====== Exercise materials ======

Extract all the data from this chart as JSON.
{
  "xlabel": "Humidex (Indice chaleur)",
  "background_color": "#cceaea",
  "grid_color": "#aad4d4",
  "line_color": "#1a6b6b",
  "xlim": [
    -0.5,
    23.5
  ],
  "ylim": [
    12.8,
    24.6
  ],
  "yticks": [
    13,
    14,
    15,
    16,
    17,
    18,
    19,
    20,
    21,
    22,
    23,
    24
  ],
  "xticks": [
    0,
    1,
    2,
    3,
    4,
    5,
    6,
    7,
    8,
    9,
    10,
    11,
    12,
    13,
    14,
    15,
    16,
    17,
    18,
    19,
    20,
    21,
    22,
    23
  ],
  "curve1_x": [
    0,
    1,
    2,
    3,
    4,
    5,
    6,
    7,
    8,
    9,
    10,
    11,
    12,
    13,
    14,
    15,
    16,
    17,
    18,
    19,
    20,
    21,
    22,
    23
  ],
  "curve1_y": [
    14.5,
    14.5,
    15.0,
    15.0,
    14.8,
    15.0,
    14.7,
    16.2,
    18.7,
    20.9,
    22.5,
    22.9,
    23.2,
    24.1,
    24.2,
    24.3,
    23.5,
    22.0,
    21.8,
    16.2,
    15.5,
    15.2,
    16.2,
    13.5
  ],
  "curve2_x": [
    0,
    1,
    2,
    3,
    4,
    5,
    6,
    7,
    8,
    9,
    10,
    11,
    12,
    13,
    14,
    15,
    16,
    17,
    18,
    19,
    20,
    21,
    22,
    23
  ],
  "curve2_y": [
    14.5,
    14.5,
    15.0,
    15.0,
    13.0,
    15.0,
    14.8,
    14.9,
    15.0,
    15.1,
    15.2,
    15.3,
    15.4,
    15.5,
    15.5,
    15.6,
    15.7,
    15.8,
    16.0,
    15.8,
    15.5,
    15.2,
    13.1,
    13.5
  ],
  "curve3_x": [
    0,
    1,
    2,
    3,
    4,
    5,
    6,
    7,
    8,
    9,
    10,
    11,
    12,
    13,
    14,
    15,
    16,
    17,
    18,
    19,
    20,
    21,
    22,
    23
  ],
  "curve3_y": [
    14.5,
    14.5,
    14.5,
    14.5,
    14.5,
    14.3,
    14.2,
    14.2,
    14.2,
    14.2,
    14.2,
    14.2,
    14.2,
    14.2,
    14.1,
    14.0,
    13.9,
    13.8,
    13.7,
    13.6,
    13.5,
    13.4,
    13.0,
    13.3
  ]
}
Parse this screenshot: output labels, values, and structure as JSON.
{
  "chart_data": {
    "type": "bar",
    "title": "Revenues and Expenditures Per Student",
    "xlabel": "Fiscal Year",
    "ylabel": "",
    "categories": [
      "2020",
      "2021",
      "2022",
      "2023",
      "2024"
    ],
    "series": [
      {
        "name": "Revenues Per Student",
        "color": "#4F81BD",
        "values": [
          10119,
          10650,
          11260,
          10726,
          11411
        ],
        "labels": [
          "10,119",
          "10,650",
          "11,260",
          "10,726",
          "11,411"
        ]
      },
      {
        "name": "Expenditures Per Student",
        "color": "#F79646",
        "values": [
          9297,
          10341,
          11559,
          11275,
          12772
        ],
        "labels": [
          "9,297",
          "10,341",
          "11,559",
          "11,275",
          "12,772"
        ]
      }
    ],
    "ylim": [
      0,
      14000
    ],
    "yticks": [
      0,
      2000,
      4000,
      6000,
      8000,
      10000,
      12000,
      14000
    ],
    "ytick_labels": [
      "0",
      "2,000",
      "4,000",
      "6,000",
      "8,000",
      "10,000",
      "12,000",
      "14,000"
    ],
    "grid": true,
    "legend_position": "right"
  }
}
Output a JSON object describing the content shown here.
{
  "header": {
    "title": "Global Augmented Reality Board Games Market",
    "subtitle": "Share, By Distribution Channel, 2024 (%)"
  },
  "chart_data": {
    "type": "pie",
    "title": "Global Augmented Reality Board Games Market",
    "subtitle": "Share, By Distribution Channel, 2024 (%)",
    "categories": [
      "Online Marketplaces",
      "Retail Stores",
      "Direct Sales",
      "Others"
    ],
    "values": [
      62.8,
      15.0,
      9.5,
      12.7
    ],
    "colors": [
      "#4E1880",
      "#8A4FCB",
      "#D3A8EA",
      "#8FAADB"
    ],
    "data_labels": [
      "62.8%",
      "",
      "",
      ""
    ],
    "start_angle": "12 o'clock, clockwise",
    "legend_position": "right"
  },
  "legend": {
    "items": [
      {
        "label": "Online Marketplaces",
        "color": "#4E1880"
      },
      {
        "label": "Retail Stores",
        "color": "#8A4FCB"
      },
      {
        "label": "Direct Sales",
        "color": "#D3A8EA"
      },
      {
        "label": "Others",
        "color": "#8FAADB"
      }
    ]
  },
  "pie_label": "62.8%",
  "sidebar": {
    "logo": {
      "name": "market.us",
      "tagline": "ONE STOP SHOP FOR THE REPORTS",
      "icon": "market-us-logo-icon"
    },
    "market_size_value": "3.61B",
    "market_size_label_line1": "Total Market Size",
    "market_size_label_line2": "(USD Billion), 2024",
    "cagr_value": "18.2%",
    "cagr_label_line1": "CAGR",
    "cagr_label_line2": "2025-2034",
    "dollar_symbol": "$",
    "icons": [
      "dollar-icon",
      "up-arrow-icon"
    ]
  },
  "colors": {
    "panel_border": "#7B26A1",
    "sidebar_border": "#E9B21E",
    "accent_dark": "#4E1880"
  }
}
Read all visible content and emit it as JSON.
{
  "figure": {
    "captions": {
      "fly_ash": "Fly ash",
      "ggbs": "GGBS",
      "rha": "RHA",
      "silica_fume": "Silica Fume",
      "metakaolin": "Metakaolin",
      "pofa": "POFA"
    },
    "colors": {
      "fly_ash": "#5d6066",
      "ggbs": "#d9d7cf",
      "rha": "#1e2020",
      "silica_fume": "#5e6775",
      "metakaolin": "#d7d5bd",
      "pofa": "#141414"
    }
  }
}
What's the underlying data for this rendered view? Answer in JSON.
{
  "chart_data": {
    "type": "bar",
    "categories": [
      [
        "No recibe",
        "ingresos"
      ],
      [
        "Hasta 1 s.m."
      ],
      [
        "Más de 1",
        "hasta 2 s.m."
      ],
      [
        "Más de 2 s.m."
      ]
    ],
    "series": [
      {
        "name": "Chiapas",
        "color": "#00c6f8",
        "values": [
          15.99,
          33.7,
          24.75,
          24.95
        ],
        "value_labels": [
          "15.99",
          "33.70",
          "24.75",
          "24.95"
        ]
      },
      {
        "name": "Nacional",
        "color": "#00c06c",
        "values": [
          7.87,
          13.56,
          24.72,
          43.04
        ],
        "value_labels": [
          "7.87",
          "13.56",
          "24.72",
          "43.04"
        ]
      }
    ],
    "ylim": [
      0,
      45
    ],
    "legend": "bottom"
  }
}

======

_Problem statement_. In the material above, find the lines that contain "Online" and show them.

_Exercise solution_.
      "Online Marketplaces",
        "label": "Online Marketplaces",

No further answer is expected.